╭─ INPUT FOR THIS TASK

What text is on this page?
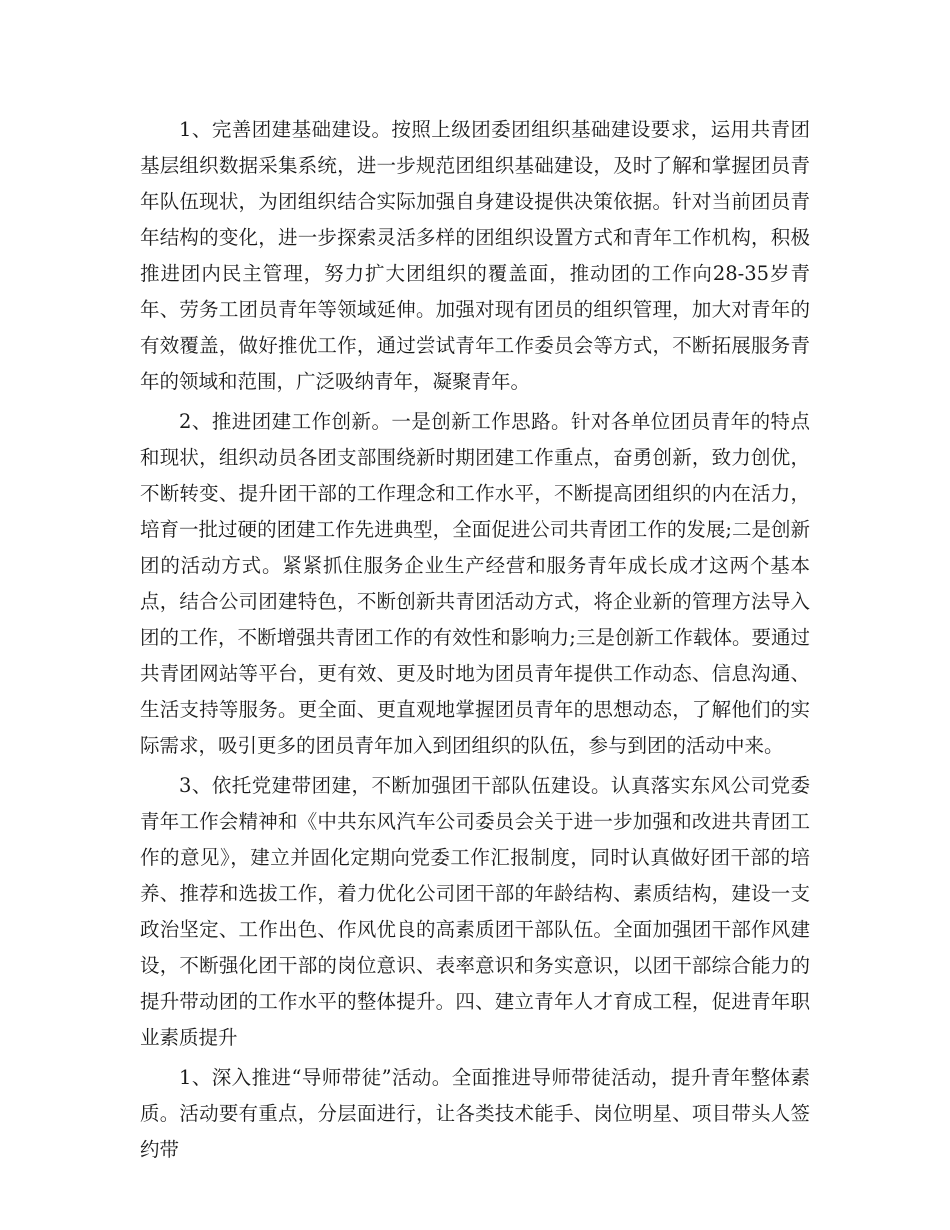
1、完善团建基础建设。按照上级团委团组织基础建设要求，运用共青团基层组织数据采集系统，进一步规范团组织基础建设，及时了解和掌握团员青年队伍现状，为团组织结合实际加强自身建设提供决策依据。针对当前团员青年结构的变化，进一步探索灵活多样的团组织设置方式和青年工作机构，积极推进团内民主管理，努力扩大团组织的覆盖面，推动团的工作向28-35岁青年、劳务工团员青年等领域延伸。加强对现有团员的组织管理，加大对青年的有效覆盖，做好推优工作，通过尝试青年工作委员会等方式，不断拓展服务青年的领域和范围，广泛吸纳青年，凝聚青年。

2、推进团建工作创新。一是创新工作思路。针对各单位团员青年的特点和现状，组织动员各团支部围绕新时期团建工作重点，奋勇创新，致力创优，不断转变、提升团干部的工作理念和工作水平，不断提高团组织的内在活力，培育一批过硬的团建工作先进典型，全面促进公司共青团工作的发展;二是创新团的活动方式。紧紧抓住服务企业生产经营和服务青年成长成才这两个基本点，结合公司团建特色，不断创新共青团活动方式，将企业新的管理方法导入团的工作，不断增强共青团工作的有效性和影响力;三是创新工作载体。要通过共青团网站等平台，更有效、更及时地为团员青年提供工作动态、信息沟通、生活支持等服务。更全面、更直观地掌握团员青年的思想动态，了解他们的实际需求，吸引更多的团员青年加入到团组织的队伍，参与到团的活动中来。

3、依托党建带团建，不断加强团干部队伍建设。认真落实东风公司党委青年工作会精神和《中共东风汽车公司委员会关于进一步加强和改进共青团工作的意见》，建立并固化定期向党委工作汇报制度，同时认真做好团干部的培养、推荐和选拔工作，着力优化公司团干部的年龄结构、素质结构，建设一支政治坚定、工作出色、作风优良的高素质团干部队伍。全面加强团干部作风建设，不断强化团干部的岗位意识、表率意识和务实意识，以团干部综合能力的提升带动团的工作水平的整体提升。四、建立青年人才育成工程，促进青年职业素质提升

1、深入推进“导师带徒”活动。全面推进导师带徒活动，提升青年整体素质。活动要有重点，分层面进行，让各类技术能手、岗位明星、项目带头人签约带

╰─

__WORK REQUIRED__.
Repeat the material above word for word, please, apart from its images.

__ANSWER TO THE PROBLEM__.
What text is on this page?
1、完善团建基础建设。按照上级团委团组织基础建设要求，运用共青团基层组织数据采集系统，进一步规范团组织基础建设，及时了解和掌握团员青年队伍现状，为团组织结合实际加强自身建设提供决策依据。针对当前团员青年结构的变化，进一步探索灵活多样的团组织设置方式和青年工作机构，积极推进团内民主管理，努力扩大团组织的覆盖面，推动团的工作向28-35岁青年、劳务工团员青年等领域延伸。加强对现有团员的组织管理，加大对青年的有效覆盖，做好推优工作，通过尝试青年工作委员会等方式，不断拓展服务青年的领域和范围，广泛吸纳青年，凝聚青年。

2、推进团建工作创新。一是创新工作思路。针对各单位团员青年的特点和现状，组织动员各团支部围绕新时期团建工作重点，奋勇创新，致力创优，不断转变、提升团干部的工作理念和工作水平，不断提高团组织的内在活力，培育一批过硬的团建工作先进典型，全面促进公司共青团工作的发展;二是创新团的活动方式。紧紧抓住服务企业生产经营和服务青年成长成才这两个基本点，结合公司团建特色，不断创新共青团活动方式，将企业新的管理方法导入团的工作，不断增强共青团工作的有效性和影响力;三是创新工作载体。要通过共青团网站等平台，更有效、更及时地为团员青年提供工作动态、信息沟通、生活支持等服务。更全面、更直观地掌握团员青年的思想动态，了解他们的实际需求，吸引更多的团员青年加入到团组织的队伍，参与到团的活动中来。

3、依托党建带团建，不断加强团干部队伍建设。认真落实东风公司党委青年工作会精神和《中共东风汽车公司委员会关于进一步加强和改进共青团工作的意见》，建立并固化定期向党委工作汇报制度，同时认真做好团干部的培养、推荐和选拔工作，着力优化公司团干部的年龄结构、素质结构，建设一支政治坚定、工作出色、作风优良的高素质团干部队伍。全面加强团干部作风建设，不断强化团干部的岗位意识、表率意识和务实意识，以团干部综合能力的提升带动团的工作水平的整体提升。四、建立青年人才育成工程，促进青年职业素质提升

1、深入推进“导师带徒”活动。全面推进导师带徒活动，提升青年整体素质。活动要有重点，分层面进行，让各类技术能手、岗位明星、项目带头人签约带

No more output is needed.